Required task: Extract every line below that contains the word "JSON".

Exercise inputs:
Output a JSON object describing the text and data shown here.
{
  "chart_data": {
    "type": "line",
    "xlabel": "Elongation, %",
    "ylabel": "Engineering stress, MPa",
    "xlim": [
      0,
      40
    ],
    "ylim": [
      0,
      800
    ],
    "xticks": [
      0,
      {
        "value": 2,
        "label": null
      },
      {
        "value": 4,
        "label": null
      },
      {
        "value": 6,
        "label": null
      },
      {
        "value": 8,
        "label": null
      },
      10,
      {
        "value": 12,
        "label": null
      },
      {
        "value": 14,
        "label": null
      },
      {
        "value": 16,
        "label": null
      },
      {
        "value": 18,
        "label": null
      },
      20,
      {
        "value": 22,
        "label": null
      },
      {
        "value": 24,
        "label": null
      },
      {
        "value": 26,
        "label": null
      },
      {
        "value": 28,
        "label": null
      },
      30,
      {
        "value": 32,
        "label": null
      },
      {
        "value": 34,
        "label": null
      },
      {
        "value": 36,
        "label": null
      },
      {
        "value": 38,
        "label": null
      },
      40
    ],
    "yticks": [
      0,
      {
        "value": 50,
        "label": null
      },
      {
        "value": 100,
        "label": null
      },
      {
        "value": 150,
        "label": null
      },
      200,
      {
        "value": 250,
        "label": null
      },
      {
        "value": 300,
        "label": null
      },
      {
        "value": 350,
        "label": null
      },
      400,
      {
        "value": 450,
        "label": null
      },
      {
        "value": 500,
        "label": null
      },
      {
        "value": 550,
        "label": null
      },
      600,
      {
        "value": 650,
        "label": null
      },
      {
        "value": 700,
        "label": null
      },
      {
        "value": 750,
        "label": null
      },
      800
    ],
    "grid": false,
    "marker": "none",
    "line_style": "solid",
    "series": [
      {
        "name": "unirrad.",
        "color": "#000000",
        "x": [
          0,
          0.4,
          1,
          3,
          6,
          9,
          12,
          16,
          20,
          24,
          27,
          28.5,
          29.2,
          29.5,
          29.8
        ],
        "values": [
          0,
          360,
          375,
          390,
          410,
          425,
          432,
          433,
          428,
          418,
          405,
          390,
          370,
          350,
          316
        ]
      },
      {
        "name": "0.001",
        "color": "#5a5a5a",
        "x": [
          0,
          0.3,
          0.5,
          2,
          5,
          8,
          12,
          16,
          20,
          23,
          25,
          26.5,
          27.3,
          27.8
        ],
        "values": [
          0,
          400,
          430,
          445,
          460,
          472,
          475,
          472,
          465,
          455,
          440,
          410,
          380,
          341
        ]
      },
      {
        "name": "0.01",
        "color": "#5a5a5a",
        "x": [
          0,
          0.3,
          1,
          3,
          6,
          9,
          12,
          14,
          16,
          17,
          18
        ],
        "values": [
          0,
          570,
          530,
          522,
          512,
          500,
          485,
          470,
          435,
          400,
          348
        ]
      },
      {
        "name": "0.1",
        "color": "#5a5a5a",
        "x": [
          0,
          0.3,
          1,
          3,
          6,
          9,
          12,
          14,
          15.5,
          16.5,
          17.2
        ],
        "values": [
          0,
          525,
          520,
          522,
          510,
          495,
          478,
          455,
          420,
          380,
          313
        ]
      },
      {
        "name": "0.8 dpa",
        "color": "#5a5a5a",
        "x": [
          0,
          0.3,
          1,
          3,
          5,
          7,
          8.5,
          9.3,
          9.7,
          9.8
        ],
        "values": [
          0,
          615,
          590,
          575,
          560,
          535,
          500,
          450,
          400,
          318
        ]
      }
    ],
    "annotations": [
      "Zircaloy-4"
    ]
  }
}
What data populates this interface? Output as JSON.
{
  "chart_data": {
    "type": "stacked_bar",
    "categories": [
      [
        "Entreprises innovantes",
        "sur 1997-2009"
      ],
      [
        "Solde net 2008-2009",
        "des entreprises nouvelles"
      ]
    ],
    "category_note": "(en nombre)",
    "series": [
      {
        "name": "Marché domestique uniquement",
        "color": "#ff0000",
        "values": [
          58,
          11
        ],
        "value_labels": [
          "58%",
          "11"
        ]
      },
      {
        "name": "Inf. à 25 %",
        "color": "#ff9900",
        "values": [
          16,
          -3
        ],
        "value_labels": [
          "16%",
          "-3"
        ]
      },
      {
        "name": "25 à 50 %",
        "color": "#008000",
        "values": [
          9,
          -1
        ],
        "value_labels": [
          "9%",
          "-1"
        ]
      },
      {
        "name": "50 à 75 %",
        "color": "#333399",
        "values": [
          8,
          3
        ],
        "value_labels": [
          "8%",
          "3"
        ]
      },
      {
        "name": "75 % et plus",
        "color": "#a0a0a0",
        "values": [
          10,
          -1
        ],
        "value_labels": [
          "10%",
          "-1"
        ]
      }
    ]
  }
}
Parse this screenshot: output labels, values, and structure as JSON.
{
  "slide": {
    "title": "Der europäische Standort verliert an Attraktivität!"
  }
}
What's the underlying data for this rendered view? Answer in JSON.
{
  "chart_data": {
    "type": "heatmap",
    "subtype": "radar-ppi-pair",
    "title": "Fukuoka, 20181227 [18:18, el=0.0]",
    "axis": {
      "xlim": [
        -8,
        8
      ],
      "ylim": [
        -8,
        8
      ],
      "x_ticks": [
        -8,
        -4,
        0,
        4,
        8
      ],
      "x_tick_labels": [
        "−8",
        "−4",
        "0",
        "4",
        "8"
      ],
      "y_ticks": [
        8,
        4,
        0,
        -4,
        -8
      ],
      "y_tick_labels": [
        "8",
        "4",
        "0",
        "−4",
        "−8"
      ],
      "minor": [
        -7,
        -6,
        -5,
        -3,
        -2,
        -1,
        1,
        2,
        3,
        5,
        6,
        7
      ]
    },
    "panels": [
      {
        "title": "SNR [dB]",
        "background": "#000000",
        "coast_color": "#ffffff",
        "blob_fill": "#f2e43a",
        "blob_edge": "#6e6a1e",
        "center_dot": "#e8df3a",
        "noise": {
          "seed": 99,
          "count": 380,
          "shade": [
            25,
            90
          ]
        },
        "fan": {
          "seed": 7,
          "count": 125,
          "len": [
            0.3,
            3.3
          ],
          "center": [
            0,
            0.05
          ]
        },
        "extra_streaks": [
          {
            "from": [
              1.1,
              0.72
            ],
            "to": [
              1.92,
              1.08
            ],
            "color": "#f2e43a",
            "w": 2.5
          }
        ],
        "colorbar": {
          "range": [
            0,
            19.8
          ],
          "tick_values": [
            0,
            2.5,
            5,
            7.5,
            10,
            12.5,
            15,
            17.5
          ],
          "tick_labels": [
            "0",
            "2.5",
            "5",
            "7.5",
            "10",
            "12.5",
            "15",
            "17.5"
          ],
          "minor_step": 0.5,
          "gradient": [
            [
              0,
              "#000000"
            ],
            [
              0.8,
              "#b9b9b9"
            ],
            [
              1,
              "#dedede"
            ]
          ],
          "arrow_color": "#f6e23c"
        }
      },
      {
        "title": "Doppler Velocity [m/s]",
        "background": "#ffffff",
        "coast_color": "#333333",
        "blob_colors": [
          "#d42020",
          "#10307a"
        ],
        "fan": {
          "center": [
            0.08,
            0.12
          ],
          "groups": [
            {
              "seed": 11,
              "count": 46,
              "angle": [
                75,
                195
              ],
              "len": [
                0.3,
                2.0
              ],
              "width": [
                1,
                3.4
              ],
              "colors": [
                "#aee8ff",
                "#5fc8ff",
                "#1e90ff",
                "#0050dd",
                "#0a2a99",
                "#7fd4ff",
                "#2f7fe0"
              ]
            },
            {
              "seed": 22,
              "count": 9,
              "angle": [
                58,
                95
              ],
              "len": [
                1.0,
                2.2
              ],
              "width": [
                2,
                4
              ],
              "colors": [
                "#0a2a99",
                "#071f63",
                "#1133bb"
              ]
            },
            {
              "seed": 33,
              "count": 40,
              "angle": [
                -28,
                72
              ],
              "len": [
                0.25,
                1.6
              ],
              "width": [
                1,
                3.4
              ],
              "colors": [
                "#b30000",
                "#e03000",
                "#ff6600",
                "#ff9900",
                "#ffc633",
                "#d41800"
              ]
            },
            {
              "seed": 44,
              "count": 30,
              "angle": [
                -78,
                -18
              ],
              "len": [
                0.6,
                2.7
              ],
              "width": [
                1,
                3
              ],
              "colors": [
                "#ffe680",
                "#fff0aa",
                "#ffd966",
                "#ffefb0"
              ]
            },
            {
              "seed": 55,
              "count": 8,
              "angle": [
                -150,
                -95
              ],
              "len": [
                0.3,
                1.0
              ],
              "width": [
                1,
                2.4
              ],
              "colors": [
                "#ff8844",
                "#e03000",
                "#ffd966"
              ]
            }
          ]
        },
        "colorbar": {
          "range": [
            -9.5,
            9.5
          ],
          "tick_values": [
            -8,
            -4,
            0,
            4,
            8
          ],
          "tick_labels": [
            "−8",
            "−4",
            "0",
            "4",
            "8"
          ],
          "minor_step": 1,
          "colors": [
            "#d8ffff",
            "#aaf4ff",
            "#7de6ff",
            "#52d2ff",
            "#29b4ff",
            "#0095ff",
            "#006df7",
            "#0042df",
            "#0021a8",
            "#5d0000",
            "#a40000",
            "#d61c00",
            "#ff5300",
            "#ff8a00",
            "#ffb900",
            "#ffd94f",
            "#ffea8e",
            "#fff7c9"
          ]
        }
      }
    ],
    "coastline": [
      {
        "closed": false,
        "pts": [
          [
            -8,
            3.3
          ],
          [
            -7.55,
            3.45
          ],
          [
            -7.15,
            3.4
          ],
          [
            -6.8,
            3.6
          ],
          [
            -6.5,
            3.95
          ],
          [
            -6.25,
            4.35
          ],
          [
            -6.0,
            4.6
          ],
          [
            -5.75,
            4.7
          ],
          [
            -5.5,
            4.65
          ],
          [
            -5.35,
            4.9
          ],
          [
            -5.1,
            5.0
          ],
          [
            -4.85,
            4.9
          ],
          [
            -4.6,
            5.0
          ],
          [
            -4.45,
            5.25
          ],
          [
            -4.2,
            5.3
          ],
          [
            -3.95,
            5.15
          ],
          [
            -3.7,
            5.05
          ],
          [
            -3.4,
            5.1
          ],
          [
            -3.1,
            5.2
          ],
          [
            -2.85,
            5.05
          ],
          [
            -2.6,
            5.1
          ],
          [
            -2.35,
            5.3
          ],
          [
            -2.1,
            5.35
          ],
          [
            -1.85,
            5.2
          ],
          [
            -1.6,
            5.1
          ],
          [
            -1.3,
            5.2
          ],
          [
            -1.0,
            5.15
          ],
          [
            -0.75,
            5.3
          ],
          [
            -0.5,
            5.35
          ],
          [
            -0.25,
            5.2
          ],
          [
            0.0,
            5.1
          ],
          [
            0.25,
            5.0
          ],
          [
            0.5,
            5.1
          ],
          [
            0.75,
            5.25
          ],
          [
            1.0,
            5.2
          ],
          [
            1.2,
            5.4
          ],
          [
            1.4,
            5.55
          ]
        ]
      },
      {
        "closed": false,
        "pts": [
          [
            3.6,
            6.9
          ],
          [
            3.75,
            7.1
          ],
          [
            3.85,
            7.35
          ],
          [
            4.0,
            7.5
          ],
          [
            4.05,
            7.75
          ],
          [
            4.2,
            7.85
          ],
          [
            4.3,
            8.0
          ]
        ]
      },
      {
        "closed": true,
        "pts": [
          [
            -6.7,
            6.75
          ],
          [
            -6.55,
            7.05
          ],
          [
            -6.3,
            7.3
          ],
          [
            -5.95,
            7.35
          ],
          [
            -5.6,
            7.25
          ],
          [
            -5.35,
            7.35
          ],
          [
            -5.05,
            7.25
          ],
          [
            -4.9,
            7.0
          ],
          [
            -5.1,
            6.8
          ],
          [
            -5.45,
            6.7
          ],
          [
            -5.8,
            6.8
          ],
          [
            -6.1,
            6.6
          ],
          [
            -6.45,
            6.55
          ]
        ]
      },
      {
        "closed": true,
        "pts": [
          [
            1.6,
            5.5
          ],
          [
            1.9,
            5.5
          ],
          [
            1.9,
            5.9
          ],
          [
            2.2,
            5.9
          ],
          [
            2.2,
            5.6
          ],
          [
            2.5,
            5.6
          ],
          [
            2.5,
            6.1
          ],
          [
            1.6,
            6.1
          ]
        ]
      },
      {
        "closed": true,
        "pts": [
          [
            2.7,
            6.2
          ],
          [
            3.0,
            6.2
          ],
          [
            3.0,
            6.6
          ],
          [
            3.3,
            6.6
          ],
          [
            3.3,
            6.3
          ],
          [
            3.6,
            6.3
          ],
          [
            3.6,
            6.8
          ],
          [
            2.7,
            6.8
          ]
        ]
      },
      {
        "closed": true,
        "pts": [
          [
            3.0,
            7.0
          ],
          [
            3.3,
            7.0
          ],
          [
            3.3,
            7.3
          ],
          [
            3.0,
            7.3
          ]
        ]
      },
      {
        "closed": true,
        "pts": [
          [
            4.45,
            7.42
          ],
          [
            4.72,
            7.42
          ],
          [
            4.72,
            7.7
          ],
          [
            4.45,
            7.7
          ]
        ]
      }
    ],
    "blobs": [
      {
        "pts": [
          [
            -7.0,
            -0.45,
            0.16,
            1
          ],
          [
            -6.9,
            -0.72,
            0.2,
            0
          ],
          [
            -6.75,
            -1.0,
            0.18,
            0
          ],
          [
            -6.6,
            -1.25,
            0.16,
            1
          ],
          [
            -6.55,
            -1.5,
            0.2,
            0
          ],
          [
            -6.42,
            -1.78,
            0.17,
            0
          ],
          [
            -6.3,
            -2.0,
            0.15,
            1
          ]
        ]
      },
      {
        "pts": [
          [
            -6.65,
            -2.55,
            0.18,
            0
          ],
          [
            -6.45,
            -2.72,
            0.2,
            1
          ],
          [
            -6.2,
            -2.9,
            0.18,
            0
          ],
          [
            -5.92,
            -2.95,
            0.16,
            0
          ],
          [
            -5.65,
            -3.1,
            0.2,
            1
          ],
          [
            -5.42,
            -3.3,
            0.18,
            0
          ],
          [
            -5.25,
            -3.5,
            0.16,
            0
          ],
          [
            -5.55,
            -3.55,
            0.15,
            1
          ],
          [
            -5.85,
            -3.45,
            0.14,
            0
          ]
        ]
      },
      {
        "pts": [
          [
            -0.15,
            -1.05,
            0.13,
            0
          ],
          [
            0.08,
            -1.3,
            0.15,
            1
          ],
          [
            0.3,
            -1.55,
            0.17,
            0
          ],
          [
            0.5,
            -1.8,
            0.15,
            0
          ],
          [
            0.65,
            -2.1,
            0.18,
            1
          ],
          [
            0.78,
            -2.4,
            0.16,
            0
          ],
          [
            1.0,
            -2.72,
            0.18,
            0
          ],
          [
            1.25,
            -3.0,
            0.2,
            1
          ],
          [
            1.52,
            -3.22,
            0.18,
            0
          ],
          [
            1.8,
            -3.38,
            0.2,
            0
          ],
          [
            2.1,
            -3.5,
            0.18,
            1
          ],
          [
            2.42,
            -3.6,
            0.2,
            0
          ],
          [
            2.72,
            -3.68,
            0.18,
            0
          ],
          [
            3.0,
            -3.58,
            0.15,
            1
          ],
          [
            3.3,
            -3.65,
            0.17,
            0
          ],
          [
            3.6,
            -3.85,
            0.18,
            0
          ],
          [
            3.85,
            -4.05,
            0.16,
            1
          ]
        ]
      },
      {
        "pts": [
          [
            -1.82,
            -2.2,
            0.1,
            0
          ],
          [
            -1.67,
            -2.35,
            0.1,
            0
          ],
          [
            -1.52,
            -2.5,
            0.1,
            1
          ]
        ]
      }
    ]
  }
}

Answer to this problem:
Output a JSON object describing the text and data shown here.
What data populates this interface? Output as JSON.
Parse this screenshot: output labels, values, and structure as JSON.
What's the underlying data for this rendered view? Answer in JSON.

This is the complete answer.